Set task →
Answer with one number: how many lines hold the string "CBAM".

Source data →

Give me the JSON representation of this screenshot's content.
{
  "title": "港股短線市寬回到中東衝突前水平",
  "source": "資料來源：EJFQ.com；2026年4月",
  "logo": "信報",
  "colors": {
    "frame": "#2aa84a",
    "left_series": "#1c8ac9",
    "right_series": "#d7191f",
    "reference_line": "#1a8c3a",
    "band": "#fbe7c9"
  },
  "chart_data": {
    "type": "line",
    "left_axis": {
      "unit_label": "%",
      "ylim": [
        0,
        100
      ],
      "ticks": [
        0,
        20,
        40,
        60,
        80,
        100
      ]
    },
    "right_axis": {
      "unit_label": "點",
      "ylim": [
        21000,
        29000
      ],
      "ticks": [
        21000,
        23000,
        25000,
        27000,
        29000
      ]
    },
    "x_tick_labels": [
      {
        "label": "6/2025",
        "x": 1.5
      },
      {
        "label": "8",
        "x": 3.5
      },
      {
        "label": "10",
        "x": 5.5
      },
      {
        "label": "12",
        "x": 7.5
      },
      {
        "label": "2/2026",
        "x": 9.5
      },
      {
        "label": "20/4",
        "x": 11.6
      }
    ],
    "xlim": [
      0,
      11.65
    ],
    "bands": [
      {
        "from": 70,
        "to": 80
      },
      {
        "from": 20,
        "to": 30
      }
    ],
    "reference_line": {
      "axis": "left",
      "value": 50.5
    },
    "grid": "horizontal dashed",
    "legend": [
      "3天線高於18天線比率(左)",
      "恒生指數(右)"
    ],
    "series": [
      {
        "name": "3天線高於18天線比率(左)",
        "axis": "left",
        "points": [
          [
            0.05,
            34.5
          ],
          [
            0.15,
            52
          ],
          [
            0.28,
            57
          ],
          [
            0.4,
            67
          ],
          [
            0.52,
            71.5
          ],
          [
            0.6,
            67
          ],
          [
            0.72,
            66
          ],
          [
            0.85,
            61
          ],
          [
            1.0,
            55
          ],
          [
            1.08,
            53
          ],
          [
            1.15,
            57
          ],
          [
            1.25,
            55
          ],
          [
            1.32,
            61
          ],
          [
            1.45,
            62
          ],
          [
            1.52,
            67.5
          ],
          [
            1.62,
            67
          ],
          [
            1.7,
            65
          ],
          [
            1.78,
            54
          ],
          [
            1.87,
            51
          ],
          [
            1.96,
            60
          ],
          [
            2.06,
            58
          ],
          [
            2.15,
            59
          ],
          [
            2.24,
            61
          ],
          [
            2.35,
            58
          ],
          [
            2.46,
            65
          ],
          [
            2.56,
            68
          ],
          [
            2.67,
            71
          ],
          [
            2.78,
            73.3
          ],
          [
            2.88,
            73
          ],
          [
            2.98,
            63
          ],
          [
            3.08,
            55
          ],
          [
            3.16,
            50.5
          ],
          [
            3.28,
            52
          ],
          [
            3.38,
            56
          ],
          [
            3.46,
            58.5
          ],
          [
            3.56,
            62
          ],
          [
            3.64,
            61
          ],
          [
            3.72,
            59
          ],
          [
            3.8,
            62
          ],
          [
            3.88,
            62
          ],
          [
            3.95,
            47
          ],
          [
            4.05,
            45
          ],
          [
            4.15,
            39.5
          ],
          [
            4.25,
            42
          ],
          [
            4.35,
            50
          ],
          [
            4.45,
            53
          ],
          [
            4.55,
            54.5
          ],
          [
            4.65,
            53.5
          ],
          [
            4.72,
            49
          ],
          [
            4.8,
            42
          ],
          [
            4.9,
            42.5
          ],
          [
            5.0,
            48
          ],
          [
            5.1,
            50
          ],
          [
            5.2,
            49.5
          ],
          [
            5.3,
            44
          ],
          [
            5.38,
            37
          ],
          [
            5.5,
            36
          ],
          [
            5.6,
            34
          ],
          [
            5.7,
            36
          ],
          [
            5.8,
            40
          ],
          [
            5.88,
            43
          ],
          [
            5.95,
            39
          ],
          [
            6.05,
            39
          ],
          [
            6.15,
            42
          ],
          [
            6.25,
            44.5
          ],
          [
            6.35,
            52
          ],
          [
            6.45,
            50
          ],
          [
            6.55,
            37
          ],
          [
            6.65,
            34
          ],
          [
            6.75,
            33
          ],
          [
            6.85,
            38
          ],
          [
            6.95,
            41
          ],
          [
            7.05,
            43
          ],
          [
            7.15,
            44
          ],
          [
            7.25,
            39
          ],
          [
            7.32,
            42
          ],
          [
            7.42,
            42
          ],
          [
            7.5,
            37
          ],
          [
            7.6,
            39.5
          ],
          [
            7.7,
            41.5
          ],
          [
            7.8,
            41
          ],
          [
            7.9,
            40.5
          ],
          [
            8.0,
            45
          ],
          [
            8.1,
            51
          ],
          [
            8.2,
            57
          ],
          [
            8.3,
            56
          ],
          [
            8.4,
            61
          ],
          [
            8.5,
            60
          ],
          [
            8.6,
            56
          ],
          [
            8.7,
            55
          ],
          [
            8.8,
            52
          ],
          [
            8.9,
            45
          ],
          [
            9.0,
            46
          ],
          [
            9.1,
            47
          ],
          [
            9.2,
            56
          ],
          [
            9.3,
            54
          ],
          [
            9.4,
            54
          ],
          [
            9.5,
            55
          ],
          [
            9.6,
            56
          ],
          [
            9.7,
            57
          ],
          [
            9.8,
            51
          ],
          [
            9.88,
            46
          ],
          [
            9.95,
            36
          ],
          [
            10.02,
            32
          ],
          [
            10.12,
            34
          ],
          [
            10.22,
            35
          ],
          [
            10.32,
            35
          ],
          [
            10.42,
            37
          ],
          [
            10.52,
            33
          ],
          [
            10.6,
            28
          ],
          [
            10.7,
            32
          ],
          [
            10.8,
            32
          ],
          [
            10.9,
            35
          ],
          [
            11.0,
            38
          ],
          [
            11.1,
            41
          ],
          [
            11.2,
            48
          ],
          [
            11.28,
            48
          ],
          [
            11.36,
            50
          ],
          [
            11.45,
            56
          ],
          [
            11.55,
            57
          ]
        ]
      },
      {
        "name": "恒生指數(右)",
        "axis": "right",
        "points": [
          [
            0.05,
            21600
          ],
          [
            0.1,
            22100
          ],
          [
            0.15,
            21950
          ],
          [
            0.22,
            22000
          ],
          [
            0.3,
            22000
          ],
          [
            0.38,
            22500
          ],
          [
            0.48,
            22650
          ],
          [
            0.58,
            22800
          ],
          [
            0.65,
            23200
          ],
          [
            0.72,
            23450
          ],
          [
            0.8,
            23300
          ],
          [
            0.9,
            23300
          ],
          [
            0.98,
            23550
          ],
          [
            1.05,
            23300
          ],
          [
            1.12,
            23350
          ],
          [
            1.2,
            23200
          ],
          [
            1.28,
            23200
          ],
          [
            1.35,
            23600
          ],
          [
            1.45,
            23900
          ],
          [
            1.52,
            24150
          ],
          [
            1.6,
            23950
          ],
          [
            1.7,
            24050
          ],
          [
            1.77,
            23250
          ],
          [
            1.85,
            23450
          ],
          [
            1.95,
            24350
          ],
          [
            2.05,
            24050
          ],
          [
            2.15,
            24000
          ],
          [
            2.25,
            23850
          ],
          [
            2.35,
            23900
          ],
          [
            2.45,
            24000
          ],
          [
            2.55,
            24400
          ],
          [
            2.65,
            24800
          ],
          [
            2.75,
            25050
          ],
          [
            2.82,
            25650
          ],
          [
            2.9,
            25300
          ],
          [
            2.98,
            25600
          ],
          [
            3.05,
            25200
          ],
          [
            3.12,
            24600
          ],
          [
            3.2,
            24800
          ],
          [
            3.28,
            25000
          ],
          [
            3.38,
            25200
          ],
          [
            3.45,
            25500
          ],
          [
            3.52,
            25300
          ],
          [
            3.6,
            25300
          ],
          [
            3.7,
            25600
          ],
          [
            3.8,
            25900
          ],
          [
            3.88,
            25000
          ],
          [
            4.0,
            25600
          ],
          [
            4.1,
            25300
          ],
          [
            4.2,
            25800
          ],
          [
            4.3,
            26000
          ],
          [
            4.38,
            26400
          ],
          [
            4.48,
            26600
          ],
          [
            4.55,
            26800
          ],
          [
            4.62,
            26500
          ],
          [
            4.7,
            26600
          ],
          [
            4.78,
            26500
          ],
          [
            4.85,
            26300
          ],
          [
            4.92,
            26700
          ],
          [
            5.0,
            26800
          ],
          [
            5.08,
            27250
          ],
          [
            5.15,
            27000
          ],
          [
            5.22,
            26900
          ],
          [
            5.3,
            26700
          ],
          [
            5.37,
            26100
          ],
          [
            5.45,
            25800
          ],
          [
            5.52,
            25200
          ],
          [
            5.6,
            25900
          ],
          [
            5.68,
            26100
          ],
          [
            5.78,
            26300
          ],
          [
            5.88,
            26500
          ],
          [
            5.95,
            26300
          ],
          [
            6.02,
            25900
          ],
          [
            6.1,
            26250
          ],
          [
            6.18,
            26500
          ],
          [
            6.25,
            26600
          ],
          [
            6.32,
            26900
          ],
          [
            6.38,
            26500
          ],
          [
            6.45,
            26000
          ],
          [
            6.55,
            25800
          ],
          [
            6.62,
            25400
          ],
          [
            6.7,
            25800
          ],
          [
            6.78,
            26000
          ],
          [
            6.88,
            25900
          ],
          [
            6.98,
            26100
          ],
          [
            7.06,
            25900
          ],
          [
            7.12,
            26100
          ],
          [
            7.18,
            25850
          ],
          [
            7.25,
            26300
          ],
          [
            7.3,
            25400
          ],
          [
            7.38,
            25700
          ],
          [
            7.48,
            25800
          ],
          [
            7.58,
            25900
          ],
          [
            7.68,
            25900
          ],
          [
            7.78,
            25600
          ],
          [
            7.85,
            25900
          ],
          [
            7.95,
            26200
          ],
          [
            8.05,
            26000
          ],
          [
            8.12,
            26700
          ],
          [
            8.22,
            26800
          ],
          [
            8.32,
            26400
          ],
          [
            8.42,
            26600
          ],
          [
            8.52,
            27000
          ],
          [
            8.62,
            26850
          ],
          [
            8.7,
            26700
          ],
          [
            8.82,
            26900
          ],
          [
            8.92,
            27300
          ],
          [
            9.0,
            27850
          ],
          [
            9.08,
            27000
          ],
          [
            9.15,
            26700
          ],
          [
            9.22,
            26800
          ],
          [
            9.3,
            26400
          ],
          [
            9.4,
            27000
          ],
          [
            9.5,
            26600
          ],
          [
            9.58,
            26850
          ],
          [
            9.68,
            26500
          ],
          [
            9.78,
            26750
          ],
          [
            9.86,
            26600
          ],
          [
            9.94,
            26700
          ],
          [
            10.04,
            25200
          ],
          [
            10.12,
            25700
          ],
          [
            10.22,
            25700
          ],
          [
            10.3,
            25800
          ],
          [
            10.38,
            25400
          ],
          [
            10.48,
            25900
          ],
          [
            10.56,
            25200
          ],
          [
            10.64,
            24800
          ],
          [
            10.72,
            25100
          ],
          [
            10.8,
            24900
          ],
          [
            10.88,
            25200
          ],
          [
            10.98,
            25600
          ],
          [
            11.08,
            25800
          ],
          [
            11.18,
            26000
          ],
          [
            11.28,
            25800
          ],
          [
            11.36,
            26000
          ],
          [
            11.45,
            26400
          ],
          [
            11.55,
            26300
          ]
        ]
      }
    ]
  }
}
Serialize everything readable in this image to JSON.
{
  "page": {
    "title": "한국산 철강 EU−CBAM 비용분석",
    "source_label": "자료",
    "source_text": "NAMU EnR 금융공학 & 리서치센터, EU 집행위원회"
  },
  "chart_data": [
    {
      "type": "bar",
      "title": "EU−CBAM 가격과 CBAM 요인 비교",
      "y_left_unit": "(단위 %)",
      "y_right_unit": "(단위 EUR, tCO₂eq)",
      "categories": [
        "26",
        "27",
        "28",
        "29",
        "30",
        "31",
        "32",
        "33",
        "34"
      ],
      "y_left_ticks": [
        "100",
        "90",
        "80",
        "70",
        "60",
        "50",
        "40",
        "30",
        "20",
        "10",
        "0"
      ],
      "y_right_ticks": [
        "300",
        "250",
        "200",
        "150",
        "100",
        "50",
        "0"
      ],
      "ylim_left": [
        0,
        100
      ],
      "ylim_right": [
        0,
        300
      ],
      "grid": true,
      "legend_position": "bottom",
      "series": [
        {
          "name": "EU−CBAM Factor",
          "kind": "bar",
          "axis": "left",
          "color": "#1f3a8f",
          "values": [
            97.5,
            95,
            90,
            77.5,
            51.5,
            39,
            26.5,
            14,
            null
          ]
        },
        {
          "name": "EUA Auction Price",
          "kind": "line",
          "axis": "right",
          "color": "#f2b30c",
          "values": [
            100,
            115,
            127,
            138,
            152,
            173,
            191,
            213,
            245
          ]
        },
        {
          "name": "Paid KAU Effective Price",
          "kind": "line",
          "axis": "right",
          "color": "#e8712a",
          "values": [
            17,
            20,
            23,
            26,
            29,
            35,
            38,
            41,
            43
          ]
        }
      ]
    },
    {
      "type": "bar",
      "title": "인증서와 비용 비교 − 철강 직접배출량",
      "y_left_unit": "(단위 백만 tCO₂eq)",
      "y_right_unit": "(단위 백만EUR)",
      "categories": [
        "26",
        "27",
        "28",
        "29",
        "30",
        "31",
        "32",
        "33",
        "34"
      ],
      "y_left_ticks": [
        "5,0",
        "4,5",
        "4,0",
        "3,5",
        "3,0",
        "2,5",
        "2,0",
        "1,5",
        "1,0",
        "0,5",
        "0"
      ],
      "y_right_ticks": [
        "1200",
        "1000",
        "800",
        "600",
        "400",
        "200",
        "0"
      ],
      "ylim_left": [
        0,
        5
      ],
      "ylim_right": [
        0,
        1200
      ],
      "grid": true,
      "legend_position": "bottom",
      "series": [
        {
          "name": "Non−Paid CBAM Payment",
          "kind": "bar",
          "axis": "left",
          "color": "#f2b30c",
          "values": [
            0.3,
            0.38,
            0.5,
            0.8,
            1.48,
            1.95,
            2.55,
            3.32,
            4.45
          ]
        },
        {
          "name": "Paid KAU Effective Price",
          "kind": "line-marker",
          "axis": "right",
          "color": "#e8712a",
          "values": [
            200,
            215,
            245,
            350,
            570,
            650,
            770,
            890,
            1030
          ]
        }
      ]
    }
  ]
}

Response →
4